(Excerpt from a dataset)
_ _ _

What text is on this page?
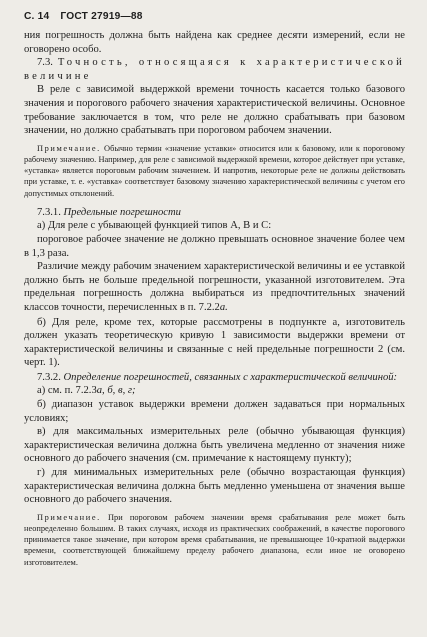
С. 14 ГОСТ 27919—88

ния погрешность должна быть найдена как среднее десяти измерений, если не оговорено особо.

7.3. Точность, относящаяся к характеристической величине

В реле с зависимой выдержкой времени точность касается только базового значения и порогового рабочего значения характеристической величины. Основное требование заключается в том, что реле не должно срабатывать при базовом значении, но должно срабатывать при пороговом рабочем значении.

Примечание. Обычно термин «значение уставки» относится или к базовому, или к пороговому рабочему значению. Например, для реле с зависимой выдержкой времени, которое действует при уставке, «уставка» является пороговым рабочим значением. И напротив, некоторые реле не должны действовать при уставке, т. е. «уставка» соответствует базовому значению характеристической величины с учетом его допустимых отклонений.

7.3.1. Предельные погрешности

а) Для реле с убывающей функцией типов А, В и С:

пороговое рабочее значение не должно превышать основное значение более чем в 1,3 раза.

Различие между рабочим значением характеристической величины и ее уставкой должно быть не больше предельной погрешности, указанной изготовителем. Эта предельная погрешность должна выбираться из предпочтительных значений классов точности, перечисленных в п. 7.2.2а.

б) Для реле, кроме тех, которые рассмотрены в подпункте а, изготовитель должен указать теоретическую кривую 1 зависимости выдержки времени от характеристической величины и связанные с ней предельные погрешности 2 (см. черт. 1).

7.3.2. Определение погрешностей, связанных с характеристической величиной:

а) см. п. 7.2.3а, б, в, г;

б) диапазон уставок выдержки времени должен задаваться при нормальных условиях;

в) для максимальных измерительных реле (обычно убывающая функция) характеристическая величина должна быть увеличена медленно от значения ниже основного до рабочего значения (см. примечание к настоящему пункту);

г) для минимальных измерительных реле (обычно возрастающая функция) характеристическая величина должна быть медленно уменьшена от значения выше основного до рабочего значения.

Примечание. При пороговом рабочем значении время срабатывания реле может быть неопределенно большим. В таких случаях, исходя из практических соображений, в качестве порогового принимается такое значение, при котором время срабатывания, не превышающее 10-кратной выдержки времени, соответствующей ближайшему пределу рабочего диапазона, если иное не оговорено изготовителем.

_ _ _

▸ WRITTEN EXERCISE
Leave the pictures out, and print every line of the listing exactly as written.

▸ THE COMPLETED TASK
What text is on this page?
С. 14 ГОСТ 27919—88

ния погрешность должна быть найдена как среднее десяти измерений, если не оговорено особо.

7.3. Точность, относящаяся к характеристической величине

В реле с зависимой выдержкой времени точность касается только базового значения и порогового рабочего значения характеристической величины. Основное требование заключается в том, что реле не должно срабатывать при базовом значении, но должно срабатывать при пороговом рабочем значении.

Примечание. Обычно термин «значение уставки» относится или к базовому, или к пороговому рабочему значению. Например, для реле с зависимой выдержкой времени, которое действует при уставке, «уставка» является пороговым рабочим значением. И напротив, некоторые реле не должны действовать при уставке, т. е. «уставка» соответствует базовому значению характеристической величины с учетом его допустимых отклонений.

7.3.1. Предельные погрешности

а) Для реле с убывающей функцией типов А, В и С:

пороговое рабочее значение не должно превышать основное значение более чем в 1,3 раза.

Различие между рабочим значением характеристической величины и ее уставкой должно быть не больше предельной погрешности, указанной изготовителем. Эта предельная погрешность должна выбираться из предпочтительных значений классов точности, перечисленных в п. 7.2.2а.

б) Для реле, кроме тех, которые рассмотрены в подпункте а, изготовитель должен указать теоретическую кривую 1 зависимости выдержки времени от характеристической величины и связанные с ней предельные погрешности 2 (см. черт. 1).

7.3.2. Определение погрешностей, связанных с характеристической величиной:

а) см. п. 7.2.3а, б, в, г;

б) диапазон уставок выдержки времени должен задаваться при нормальных условиях;

в) для максимальных измерительных реле (обычно убывающая функция) характеристическая величина должна быть увеличена медленно от значения ниже основного до рабочего значения (см. примечание к настоящему пункту);

г) для минимальных измерительных реле (обычно возрастающая функция) характеристическая величина должна быть медленно уменьшена от значения выше основного до рабочего значения.

Примечание. При пороговом рабочем значении время срабатывания реле может быть неопределенно большим. В таких случаях, исходя из практических соображений, в качестве порогового принимается такое значение, при котором время срабатывания, не превышающее 10-кратной выдержки времени, соответствующей ближайшему пределу рабочего диапазона, если иное не оговорено изготовителем.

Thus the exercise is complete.